Material for the task:
□ □ □ □ □ □ □
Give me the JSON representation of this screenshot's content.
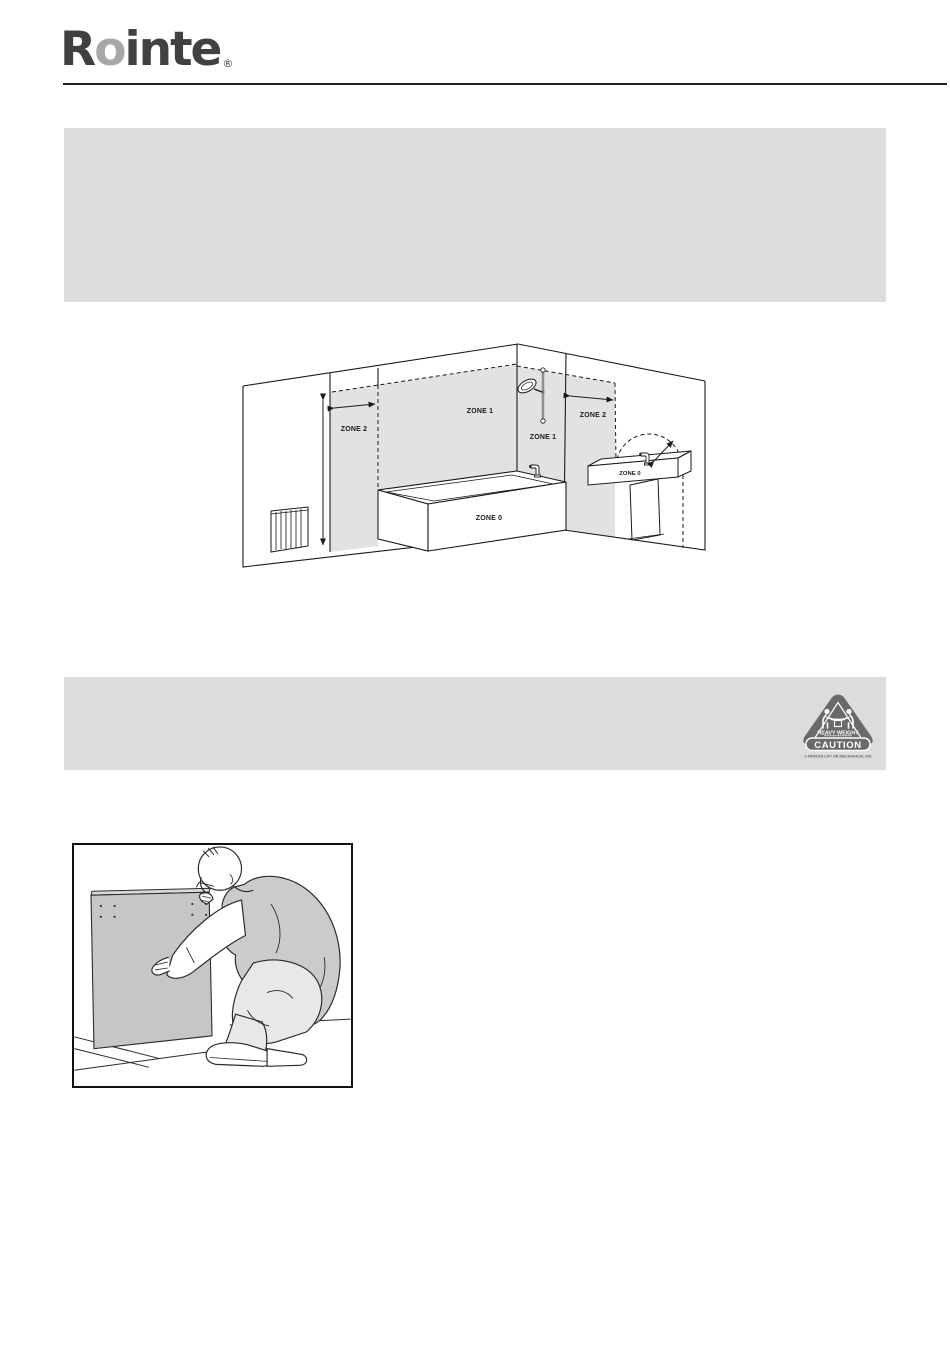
{
  "page": {
    "background": "#ffffff"
  },
  "header": {
    "logo_r": "R",
    "logo_o": "o",
    "logo_rest": "inte",
    "registered_mark": "®",
    "logo_dark_color": "#414042",
    "logo_gray_color": "#a7a7aa"
  },
  "blocks": {
    "text_block_1": "",
    "text_block_2": ""
  },
  "zones_diagram": {
    "labels": {
      "zone2_left": "ZONE 2",
      "zone1_wall": "ZONE 1",
      "zone1_shower": "ZONE 1",
      "zone2_right": "ZONE 2",
      "zone0_bath": "ZONE 0",
      "zone0_basin": "ZONE 0"
    },
    "shade_color": "#e2e2e2",
    "line_color": "#1a1a1a"
  },
  "caution_badge": {
    "heading": "HEAVY WEIGHT",
    "title": "CAUTION",
    "subtitle": "2 PERSON LIFT OR MECHANICAL AID",
    "color": "#6a6a6a"
  },
  "icons": {
    "caution_triangle": "heavy-weight-two-person-lift-triangle"
  }
}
□ □ □ □ □ □ □
Written instruction: Leave out the pictures and transcribe the entries above exactly.

Solution:
Give me the JSON representation of this screenshot's content.
{
  "page": {
    "background": "#ffffff"
  },
  "header": {
    "logo_r": "R",
    "logo_o": "o",
    "logo_rest": "inte",
    "registered_mark": "®",
    "logo_dark_color": "#414042",
    "logo_gray_color": "#a7a7aa"
  },
  "blocks": {
    "text_block_1": "",
    "text_block_2": ""
  },
  "zones_diagram": {
    "labels": {
      "zone2_left": "ZONE 2",
      "zone1_wall": "ZONE 1",
      "zone1_shower": "ZONE 1",
      "zone2_right": "ZONE 2",
      "zone0_bath": "ZONE 0",
      "zone0_basin": "ZONE 0"
    },
    "shade_color": "#e2e2e2",
    "line_color": "#1a1a1a"
  },
  "caution_badge": {
    "heading": "HEAVY WEIGHT",
    "title": "CAUTION",
    "subtitle": "2 PERSON LIFT OR MECHANICAL AID",
    "color": "#6a6a6a"
  },
  "icons": {
    "caution_triangle": "heavy-weight-two-person-lift-triangle"
  }
}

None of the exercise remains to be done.